Set exercise: Please write the listing below out again exactly, leaving every picture behind.
— start Supplied information —
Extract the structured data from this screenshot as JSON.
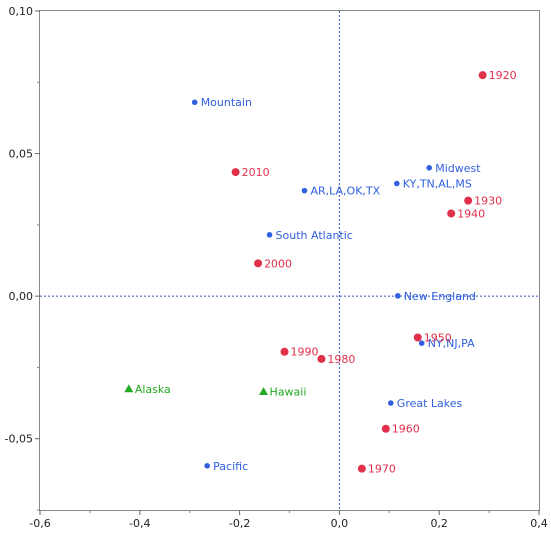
{
  "chart_data": {
    "type": "scatter",
    "xlim": [
      -0.6,
      0.4
    ],
    "ylim": [
      -0.075,
      0.1
    ],
    "xticks": [
      -0.6,
      -0.4,
      -0.2,
      0.0,
      0.2,
      0.4
    ],
    "xtick_labels": [
      "-0,6",
      "-0,4",
      "-0,2",
      "0,0",
      "0,2",
      "0,4"
    ],
    "yticks": [
      -0.05,
      0.0,
      0.05,
      0.1
    ],
    "ytick_labels": [
      "-0,05",
      "0,00",
      "0,05",
      "0,10"
    ],
    "reference_lines": {
      "x": 0.0,
      "y": 0.0,
      "style": "dotted",
      "color": "#3355cc"
    },
    "grid": false,
    "legend": "none",
    "series": [
      {
        "color": "#3060e0",
        "marker": "circle-small",
        "points": [
          {
            "label": "Mountain",
            "x": -0.29,
            "y": 0.068
          },
          {
            "label": "AR,LA,OK,TX",
            "x": -0.07,
            "y": 0.037
          },
          {
            "label": "South Atlantic",
            "x": -0.14,
            "y": 0.0215
          },
          {
            "label": "Midwest",
            "x": 0.18,
            "y": 0.045
          },
          {
            "label": "KY,TN,AL,MS",
            "x": 0.115,
            "y": 0.0395
          },
          {
            "label": "New England",
            "x": 0.117,
            "y": 0.0001
          },
          {
            "label": "NY,NJ,PA",
            "x": 0.165,
            "y": -0.0165
          },
          {
            "label": "Great Lakes",
            "x": 0.103,
            "y": -0.0375
          },
          {
            "label": "Pacific",
            "x": -0.265,
            "y": -0.0595
          }
        ]
      },
      {
        "color": "#e0304a",
        "marker": "circle",
        "points": [
          {
            "label": "1920",
            "x": 0.287,
            "y": 0.0775
          },
          {
            "label": "2010",
            "x": -0.208,
            "y": 0.0435
          },
          {
            "label": "1930",
            "x": 0.258,
            "y": 0.0335
          },
          {
            "label": "1940",
            "x": 0.224,
            "y": 0.029
          },
          {
            "label": "2000",
            "x": -0.163,
            "y": 0.0115
          },
          {
            "label": "1950",
            "x": 0.157,
            "y": -0.0145
          },
          {
            "label": "1990",
            "x": -0.11,
            "y": -0.0195
          },
          {
            "label": "1980",
            "x": -0.036,
            "y": -0.022
          },
          {
            "label": "1960",
            "x": 0.093,
            "y": -0.0465
          },
          {
            "label": "1970",
            "x": 0.045,
            "y": -0.0605
          }
        ]
      },
      {
        "color": "#22aa22",
        "marker": "triangle",
        "points": [
          {
            "label": "Alaska",
            "x": -0.422,
            "y": -0.0325
          },
          {
            "label": "Hawaii",
            "x": -0.152,
            "y": -0.0335
          }
        ]
      }
    ]
  }
}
— end Supplied information —
Task answer:
Extract the structured data from this screenshot as JSON.
{
  "chart_data": {
    "type": "scatter",
    "xlim": [
      -0.6,
      0.4
    ],
    "ylim": [
      -0.075,
      0.1
    ],
    "xticks": [
      -0.6,
      -0.4,
      -0.2,
      0.0,
      0.2,
      0.4
    ],
    "xtick_labels": [
      "-0,6",
      "-0,4",
      "-0,2",
      "0,0",
      "0,2",
      "0,4"
    ],
    "yticks": [
      -0.05,
      0.0,
      0.05,
      0.1
    ],
    "ytick_labels": [
      "-0,05",
      "0,00",
      "0,05",
      "0,10"
    ],
    "reference_lines": {
      "x": 0.0,
      "y": 0.0,
      "style": "dotted",
      "color": "#3355cc"
    },
    "grid": false,
    "legend": "none",
    "series": [
      {
        "color": "#3060e0",
        "marker": "circle-small",
        "points": [
          {
            "label": "Mountain",
            "x": -0.29,
            "y": 0.068
          },
          {
            "label": "AR,LA,OK,TX",
            "x": -0.07,
            "y": 0.037
          },
          {
            "label": "South Atlantic",
            "x": -0.14,
            "y": 0.0215
          },
          {
            "label": "Midwest",
            "x": 0.18,
            "y": 0.045
          },
          {
            "label": "KY,TN,AL,MS",
            "x": 0.115,
            "y": 0.0395
          },
          {
            "label": "New England",
            "x": 0.117,
            "y": 0.0001
          },
          {
            "label": "NY,NJ,PA",
            "x": 0.165,
            "y": -0.0165
          },
          {
            "label": "Great Lakes",
            "x": 0.103,
            "y": -0.0375
          },
          {
            "label": "Pacific",
            "x": -0.265,
            "y": -0.0595
          }
        ]
      },
      {
        "color": "#e0304a",
        "marker": "circle",
        "points": [
          {
            "label": "1920",
            "x": 0.287,
            "y": 0.0775
          },
          {
            "label": "2010",
            "x": -0.208,
            "y": 0.0435
          },
          {
            "label": "1930",
            "x": 0.258,
            "y": 0.0335
          },
          {
            "label": "1940",
            "x": 0.224,
            "y": 0.029
          },
          {
            "label": "2000",
            "x": -0.163,
            "y": 0.0115
          },
          {
            "label": "1950",
            "x": 0.157,
            "y": -0.0145
          },
          {
            "label": "1990",
            "x": -0.11,
            "y": -0.0195
          },
          {
            "label": "1980",
            "x": -0.036,
            "y": -0.022
          },
          {
            "label": "1960",
            "x": 0.093,
            "y": -0.0465
          },
          {
            "label": "1970",
            "x": 0.045,
            "y": -0.0605
          }
        ]
      },
      {
        "color": "#22aa22",
        "marker": "triangle",
        "points": [
          {
            "label": "Alaska",
            "x": -0.422,
            "y": -0.0325
          },
          {
            "label": "Hawaii",
            "x": -0.152,
            "y": -0.0335
          }
        ]
      }
    ]
  }
}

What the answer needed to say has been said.